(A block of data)
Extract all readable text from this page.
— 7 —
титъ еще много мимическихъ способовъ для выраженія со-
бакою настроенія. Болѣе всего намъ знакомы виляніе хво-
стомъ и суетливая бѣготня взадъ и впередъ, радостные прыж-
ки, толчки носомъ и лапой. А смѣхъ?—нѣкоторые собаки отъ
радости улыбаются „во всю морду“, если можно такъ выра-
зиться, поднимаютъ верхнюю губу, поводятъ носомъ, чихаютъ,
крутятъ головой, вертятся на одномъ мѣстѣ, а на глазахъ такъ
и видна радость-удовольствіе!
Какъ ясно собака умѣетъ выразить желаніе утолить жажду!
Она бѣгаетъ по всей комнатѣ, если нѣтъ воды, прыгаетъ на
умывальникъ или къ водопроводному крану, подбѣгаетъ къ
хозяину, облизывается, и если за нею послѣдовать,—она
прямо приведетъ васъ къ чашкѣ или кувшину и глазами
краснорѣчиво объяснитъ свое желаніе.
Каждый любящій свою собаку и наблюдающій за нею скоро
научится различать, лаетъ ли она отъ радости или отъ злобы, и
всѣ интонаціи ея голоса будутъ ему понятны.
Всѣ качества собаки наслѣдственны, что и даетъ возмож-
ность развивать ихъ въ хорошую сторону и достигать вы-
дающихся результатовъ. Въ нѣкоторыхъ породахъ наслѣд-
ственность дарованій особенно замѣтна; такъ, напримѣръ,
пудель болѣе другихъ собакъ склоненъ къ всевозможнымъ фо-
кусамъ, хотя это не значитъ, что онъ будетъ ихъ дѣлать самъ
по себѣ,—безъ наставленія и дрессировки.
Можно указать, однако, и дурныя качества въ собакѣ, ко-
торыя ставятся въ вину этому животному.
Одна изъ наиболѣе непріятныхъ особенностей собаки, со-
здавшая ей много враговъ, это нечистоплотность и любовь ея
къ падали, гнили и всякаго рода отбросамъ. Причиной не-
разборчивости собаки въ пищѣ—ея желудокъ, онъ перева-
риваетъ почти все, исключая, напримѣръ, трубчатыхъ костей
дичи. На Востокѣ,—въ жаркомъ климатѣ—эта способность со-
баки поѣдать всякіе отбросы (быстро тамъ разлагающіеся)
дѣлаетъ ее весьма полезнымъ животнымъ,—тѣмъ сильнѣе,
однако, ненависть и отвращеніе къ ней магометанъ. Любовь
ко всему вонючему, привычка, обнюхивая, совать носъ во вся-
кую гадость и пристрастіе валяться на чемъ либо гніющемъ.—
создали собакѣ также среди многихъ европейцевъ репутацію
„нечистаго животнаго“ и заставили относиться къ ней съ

**Work to complete**
Find every line of the data that holds the string "такъ", then say how many there are and nothing else.

**Final answer**
3